What you need to do: Determine how many lines carry the word "structure". Output that number only.

Records shown:
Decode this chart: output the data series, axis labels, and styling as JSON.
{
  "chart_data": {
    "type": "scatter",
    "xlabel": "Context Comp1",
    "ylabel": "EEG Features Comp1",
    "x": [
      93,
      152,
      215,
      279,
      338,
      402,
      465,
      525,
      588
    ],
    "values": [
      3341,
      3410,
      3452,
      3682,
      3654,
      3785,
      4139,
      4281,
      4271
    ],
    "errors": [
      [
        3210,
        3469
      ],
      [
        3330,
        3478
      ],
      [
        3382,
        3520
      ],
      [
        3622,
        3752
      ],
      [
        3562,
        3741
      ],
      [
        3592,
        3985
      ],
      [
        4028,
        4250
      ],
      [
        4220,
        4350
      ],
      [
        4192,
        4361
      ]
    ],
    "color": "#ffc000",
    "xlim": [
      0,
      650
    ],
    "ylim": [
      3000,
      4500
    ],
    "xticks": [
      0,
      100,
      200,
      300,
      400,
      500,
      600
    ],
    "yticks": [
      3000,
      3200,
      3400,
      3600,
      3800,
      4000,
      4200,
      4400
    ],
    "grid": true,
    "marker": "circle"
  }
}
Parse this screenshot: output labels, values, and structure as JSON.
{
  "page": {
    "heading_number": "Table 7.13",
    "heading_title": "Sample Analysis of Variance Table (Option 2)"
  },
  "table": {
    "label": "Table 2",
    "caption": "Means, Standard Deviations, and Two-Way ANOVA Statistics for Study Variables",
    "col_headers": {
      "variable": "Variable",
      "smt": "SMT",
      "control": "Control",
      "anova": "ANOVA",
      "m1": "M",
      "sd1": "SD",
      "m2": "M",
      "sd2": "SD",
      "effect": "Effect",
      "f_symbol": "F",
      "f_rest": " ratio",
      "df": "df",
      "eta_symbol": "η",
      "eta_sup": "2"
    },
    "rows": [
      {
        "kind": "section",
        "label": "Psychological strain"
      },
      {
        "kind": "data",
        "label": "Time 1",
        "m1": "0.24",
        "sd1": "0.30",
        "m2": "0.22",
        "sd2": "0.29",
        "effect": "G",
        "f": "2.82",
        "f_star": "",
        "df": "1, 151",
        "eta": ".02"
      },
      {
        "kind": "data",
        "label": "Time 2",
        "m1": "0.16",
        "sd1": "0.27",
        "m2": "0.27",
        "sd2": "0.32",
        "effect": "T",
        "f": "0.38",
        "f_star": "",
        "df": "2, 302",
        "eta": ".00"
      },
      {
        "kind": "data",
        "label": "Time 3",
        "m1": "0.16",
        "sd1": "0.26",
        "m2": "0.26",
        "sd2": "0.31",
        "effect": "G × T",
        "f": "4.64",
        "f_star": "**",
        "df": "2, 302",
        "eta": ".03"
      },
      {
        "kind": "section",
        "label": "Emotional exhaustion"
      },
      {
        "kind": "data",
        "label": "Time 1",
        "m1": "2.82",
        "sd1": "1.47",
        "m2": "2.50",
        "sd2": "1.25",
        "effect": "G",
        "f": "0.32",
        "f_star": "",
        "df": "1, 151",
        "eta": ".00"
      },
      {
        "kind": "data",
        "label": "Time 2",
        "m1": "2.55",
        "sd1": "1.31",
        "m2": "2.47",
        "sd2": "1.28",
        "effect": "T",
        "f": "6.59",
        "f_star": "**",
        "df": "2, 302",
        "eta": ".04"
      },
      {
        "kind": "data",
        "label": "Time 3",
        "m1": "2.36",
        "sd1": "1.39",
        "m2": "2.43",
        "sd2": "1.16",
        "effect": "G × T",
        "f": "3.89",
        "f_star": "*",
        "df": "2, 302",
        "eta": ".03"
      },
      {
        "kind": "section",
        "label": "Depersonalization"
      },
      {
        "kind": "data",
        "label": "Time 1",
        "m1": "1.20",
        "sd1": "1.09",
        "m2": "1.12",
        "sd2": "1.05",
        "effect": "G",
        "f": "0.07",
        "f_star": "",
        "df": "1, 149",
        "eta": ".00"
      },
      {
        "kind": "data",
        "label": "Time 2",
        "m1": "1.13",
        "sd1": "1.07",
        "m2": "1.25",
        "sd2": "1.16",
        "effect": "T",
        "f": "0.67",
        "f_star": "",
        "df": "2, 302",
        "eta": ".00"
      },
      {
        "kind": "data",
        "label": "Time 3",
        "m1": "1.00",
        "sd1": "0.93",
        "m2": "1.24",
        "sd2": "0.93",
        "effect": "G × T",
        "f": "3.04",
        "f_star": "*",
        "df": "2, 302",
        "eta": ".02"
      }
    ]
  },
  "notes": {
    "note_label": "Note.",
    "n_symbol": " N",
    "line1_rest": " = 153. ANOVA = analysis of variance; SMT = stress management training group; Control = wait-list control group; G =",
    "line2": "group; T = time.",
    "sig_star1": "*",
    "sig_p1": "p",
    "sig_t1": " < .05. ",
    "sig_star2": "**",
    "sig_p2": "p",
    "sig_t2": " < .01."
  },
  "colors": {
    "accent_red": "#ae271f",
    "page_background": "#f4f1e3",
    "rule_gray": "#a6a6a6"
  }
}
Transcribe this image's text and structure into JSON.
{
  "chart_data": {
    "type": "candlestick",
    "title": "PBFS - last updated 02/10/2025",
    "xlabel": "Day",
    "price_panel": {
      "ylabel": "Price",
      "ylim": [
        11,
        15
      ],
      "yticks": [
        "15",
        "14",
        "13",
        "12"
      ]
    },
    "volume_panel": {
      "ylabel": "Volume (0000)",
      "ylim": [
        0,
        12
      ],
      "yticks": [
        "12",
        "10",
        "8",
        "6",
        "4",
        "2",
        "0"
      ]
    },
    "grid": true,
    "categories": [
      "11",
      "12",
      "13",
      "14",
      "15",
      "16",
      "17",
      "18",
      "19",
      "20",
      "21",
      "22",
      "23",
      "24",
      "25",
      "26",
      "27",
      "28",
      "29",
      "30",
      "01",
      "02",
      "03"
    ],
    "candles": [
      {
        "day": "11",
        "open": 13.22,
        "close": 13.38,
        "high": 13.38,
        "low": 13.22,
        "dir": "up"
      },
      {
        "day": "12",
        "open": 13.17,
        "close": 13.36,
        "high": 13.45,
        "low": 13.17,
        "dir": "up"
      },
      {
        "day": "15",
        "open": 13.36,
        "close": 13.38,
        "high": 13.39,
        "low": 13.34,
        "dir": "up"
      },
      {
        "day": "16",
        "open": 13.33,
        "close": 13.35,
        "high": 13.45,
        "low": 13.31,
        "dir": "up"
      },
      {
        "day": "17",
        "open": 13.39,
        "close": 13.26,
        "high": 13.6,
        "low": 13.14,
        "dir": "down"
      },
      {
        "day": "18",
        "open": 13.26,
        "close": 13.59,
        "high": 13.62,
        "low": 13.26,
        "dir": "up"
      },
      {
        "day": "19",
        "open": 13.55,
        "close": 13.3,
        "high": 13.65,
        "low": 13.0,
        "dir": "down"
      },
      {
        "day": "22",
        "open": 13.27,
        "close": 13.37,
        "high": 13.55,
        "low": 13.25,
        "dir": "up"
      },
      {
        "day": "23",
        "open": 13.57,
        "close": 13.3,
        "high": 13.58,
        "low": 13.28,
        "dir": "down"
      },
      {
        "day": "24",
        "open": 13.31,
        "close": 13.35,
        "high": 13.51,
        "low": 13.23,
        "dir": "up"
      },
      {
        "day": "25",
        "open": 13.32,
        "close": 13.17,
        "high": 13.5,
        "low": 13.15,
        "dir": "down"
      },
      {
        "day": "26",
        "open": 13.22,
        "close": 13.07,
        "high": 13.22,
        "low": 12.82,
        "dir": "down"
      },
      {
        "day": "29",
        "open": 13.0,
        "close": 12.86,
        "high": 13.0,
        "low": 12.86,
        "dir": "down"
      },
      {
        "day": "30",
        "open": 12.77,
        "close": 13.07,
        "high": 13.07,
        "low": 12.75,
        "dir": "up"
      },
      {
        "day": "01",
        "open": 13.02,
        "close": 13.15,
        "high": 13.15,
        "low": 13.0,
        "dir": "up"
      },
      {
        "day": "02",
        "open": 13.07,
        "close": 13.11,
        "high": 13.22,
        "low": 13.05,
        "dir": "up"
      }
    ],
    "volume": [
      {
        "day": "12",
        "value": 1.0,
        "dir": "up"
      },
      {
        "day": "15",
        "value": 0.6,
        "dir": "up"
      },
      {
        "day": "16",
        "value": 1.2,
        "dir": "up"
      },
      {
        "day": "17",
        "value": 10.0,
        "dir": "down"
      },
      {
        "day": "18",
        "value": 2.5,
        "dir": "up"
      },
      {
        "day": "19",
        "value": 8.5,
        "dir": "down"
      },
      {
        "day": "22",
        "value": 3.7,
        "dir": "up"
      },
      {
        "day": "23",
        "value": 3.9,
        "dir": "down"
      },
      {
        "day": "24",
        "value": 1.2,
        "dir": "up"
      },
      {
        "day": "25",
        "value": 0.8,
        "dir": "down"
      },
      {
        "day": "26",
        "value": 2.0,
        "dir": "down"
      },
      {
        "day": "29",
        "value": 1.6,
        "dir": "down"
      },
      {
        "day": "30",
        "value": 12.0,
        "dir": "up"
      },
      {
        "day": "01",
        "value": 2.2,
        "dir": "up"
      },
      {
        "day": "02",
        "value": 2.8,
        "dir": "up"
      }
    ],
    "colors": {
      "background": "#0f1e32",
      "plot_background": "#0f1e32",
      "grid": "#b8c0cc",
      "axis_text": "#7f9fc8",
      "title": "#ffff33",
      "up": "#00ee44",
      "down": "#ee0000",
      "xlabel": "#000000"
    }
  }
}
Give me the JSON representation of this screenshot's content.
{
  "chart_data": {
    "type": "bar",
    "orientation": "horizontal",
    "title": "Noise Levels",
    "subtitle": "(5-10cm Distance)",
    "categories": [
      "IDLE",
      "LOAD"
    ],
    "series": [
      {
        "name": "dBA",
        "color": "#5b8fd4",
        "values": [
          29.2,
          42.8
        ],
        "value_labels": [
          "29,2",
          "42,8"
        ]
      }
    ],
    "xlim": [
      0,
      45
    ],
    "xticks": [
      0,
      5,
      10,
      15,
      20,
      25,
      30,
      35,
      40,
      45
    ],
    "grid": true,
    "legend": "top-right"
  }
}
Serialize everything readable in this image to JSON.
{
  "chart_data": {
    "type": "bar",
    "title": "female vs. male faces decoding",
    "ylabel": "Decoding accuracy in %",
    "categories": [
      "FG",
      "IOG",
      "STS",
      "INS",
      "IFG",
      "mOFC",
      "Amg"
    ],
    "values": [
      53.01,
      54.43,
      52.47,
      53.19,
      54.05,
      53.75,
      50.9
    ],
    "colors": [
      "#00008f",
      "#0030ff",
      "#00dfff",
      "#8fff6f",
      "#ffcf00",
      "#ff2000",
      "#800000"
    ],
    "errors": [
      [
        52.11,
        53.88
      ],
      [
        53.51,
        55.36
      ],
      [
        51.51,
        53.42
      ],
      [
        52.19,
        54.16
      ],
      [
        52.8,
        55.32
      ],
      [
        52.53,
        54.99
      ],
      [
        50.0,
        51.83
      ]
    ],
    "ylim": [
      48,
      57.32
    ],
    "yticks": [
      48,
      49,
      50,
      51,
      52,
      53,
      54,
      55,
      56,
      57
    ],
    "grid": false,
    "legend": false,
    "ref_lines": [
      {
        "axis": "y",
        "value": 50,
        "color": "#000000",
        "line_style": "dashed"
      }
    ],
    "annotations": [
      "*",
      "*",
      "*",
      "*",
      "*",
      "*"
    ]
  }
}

Answer for this exercise: 2